=== Exercise brief ===
Find the lines of data that contain the string "marker", then list them.

[Stored data entries]
__________________________________________________

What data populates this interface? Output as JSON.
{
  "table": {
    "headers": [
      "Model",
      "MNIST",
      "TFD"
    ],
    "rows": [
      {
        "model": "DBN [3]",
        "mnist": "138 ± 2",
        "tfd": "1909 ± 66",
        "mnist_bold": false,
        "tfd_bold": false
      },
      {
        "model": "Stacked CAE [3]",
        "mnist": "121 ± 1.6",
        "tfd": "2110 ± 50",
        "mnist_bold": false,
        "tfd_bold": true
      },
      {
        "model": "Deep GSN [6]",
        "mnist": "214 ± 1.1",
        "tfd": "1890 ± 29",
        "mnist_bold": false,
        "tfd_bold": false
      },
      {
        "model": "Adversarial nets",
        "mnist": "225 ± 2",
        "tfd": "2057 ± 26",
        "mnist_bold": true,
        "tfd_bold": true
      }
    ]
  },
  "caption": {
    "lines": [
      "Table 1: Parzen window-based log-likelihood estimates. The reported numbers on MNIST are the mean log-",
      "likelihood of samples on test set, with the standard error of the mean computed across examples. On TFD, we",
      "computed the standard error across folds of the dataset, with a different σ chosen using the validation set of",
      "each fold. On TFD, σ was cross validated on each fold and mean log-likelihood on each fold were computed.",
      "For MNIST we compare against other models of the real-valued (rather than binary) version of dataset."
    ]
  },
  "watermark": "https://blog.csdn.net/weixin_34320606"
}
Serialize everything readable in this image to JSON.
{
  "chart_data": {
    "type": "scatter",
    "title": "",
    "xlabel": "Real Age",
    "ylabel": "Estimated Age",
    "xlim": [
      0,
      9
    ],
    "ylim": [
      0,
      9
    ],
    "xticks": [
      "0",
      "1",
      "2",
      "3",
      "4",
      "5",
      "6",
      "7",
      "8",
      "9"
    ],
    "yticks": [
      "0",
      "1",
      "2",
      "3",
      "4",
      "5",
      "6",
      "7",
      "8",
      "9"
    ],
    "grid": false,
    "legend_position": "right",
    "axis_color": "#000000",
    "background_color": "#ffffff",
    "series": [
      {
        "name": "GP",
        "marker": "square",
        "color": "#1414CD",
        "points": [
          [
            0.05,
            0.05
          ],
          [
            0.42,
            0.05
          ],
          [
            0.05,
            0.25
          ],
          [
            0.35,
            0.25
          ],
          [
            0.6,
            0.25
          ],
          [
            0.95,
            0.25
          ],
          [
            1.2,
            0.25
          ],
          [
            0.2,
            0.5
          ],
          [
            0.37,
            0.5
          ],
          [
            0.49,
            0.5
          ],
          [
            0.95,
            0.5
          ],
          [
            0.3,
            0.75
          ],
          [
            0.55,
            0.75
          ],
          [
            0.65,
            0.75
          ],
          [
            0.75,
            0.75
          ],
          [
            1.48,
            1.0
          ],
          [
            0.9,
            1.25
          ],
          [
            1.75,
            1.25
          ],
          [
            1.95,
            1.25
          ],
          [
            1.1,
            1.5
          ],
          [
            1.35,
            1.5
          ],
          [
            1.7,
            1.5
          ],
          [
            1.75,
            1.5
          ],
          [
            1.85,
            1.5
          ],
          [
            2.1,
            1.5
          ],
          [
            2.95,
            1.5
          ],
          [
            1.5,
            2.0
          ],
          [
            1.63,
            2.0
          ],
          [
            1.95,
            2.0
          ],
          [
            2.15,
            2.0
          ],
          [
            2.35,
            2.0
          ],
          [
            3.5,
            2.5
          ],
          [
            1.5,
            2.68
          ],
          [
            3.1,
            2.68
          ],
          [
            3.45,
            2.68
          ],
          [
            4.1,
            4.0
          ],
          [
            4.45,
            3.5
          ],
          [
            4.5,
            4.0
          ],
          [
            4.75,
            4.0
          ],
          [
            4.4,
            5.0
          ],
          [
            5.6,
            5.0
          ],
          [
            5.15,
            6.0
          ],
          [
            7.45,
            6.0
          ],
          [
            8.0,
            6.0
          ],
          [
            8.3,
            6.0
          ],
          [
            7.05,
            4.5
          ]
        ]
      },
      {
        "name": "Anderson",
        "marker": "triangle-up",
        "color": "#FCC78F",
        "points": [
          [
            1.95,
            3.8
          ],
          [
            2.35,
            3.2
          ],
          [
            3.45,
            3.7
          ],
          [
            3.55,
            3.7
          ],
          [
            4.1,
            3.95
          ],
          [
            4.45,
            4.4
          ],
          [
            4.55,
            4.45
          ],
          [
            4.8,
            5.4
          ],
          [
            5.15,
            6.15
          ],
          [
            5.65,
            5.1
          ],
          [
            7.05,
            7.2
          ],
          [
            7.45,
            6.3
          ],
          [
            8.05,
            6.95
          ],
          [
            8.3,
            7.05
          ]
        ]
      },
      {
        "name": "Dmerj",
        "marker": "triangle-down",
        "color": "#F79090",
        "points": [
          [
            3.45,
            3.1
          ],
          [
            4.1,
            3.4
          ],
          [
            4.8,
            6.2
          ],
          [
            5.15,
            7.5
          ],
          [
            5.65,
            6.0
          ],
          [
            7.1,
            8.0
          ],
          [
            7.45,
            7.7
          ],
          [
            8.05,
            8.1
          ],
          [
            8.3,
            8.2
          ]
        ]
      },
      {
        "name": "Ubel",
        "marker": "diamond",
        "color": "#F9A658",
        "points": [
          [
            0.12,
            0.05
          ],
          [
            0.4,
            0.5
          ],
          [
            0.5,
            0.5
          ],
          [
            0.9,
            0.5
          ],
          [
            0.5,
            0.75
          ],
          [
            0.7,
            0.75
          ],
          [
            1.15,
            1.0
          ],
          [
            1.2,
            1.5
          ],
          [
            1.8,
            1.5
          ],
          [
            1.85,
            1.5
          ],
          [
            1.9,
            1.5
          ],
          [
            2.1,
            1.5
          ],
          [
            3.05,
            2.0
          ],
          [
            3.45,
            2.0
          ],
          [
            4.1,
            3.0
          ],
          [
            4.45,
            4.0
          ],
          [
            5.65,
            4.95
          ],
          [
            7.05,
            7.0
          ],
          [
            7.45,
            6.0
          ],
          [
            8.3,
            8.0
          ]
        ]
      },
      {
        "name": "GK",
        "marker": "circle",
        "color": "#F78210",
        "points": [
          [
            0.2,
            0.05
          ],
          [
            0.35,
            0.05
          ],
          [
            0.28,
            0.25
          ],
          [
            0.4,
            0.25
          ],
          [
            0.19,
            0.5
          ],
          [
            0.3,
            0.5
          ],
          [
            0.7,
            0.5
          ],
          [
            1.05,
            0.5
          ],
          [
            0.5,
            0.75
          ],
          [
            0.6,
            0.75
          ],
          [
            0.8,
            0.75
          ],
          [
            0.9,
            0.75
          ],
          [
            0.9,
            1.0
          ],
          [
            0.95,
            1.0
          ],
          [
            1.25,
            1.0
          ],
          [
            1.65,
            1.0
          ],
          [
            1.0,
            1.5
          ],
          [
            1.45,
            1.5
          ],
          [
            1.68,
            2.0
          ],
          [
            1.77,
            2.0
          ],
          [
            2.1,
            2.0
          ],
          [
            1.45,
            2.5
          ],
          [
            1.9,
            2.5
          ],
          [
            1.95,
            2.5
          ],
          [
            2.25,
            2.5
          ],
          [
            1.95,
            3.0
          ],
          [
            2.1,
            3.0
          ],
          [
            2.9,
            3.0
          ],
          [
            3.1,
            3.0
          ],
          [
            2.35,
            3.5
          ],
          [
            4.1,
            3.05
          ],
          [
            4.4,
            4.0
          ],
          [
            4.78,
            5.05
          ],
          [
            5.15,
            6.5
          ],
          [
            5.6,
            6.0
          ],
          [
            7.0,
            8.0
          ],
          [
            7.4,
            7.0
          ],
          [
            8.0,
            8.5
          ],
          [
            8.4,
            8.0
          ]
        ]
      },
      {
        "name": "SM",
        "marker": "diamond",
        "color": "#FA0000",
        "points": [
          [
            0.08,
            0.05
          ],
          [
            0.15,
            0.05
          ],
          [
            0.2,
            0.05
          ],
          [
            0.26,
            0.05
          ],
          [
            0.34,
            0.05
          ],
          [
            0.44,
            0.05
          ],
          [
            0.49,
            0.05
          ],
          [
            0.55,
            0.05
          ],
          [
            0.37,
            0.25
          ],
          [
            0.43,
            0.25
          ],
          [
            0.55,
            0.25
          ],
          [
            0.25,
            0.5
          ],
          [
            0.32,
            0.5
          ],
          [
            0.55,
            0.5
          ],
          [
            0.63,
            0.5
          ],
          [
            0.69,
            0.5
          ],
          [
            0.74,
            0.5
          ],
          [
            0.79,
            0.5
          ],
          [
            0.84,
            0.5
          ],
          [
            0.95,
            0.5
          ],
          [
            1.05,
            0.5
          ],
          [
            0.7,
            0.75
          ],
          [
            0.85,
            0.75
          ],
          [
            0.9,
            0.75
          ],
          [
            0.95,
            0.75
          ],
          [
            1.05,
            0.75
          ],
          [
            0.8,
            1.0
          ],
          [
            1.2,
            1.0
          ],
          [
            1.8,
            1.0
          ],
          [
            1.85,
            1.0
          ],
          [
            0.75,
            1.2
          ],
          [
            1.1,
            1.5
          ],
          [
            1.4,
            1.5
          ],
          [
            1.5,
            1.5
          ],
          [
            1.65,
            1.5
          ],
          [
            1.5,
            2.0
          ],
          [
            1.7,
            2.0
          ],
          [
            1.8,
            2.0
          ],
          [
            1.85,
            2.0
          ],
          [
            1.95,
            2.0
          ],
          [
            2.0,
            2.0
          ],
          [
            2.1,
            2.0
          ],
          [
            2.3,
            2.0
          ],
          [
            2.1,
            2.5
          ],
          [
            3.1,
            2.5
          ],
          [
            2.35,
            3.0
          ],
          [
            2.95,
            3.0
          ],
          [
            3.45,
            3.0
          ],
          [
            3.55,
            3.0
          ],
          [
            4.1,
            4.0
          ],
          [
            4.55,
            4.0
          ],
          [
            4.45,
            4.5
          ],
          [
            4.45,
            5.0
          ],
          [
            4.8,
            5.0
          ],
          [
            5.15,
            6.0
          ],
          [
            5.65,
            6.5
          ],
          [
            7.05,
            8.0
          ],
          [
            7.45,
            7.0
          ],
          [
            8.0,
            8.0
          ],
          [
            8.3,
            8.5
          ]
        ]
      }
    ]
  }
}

__________________________________________________

=== Task answer ===
        "marker": "square",
        "marker": "triangle-up",
        "marker": "triangle-down",
        "marker": "diamond",
        "marker": "circle",
        "marker": "diamond",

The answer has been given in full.